# Listing:
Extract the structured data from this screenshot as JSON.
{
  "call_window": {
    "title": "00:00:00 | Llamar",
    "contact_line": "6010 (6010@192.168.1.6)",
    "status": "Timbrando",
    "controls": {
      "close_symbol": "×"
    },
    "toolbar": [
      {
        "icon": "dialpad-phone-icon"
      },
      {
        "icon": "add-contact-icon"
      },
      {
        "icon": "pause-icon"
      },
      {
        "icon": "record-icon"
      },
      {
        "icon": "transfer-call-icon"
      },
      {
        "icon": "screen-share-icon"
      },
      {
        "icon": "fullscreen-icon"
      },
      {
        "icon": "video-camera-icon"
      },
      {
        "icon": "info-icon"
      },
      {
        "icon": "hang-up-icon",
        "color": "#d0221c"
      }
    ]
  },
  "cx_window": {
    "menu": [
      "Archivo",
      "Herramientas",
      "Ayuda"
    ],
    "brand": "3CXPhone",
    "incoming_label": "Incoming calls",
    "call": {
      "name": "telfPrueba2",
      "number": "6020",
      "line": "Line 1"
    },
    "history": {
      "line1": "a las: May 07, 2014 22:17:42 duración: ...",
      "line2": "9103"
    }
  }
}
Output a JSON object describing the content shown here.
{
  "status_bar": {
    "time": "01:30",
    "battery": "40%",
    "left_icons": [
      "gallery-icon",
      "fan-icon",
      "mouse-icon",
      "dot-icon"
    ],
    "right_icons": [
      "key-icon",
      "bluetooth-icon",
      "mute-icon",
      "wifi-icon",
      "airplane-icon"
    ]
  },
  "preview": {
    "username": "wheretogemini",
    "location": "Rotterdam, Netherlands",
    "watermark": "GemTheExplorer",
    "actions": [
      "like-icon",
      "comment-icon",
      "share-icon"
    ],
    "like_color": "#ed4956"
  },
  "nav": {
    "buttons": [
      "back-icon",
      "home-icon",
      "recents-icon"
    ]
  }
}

# Requirements:
Write out the full set of records exactly as given.

# Response for this exercise:
Extract the structured data from this screenshot as JSON.
{
  "call_window": {
    "title": "00:00:00 | Llamar",
    "contact_line": "6010 (6010@192.168.1.6)",
    "status": "Timbrando",
    "controls": {
      "close_symbol": "×"
    },
    "toolbar": [
      {
        "icon": "dialpad-phone-icon"
      },
      {
        "icon": "add-contact-icon"
      },
      {
        "icon": "pause-icon"
      },
      {
        "icon": "record-icon"
      },
      {
        "icon": "transfer-call-icon"
      },
      {
        "icon": "screen-share-icon"
      },
      {
        "icon": "fullscreen-icon"
      },
      {
        "icon": "video-camera-icon"
      },
      {
        "icon": "info-icon"
      },
      {
        "icon": "hang-up-icon",
        "color": "#d0221c"
      }
    ]
  },
  "cx_window": {
    "menu": [
      "Archivo",
      "Herramientas",
      "Ayuda"
    ],
    "brand": "3CXPhone",
    "incoming_label": "Incoming calls",
    "call": {
      "name": "telfPrueba2",
      "number": "6020",
      "line": "Line 1"
    },
    "history": {
      "line1": "a las: May 07, 2014 22:17:42 duración: ...",
      "line2": "9103"
    }
  }
}
Output a JSON object describing the content shown here.
{
  "status_bar": {
    "time": "01:30",
    "battery": "40%",
    "left_icons": [
      "gallery-icon",
      "fan-icon",
      "mouse-icon",
      "dot-icon"
    ],
    "right_icons": [
      "key-icon",
      "bluetooth-icon",
      "mute-icon",
      "wifi-icon",
      "airplane-icon"
    ]
  },
  "preview": {
    "username": "wheretogemini",
    "location": "Rotterdam, Netherlands",
    "watermark": "GemTheExplorer",
    "actions": [
      "like-icon",
      "comment-icon",
      "share-icon"
    ],
    "like_color": "#ed4956"
  },
  "nav": {
    "buttons": [
      "back-icon",
      "home-icon",
      "recents-icon"
    ]
  }
}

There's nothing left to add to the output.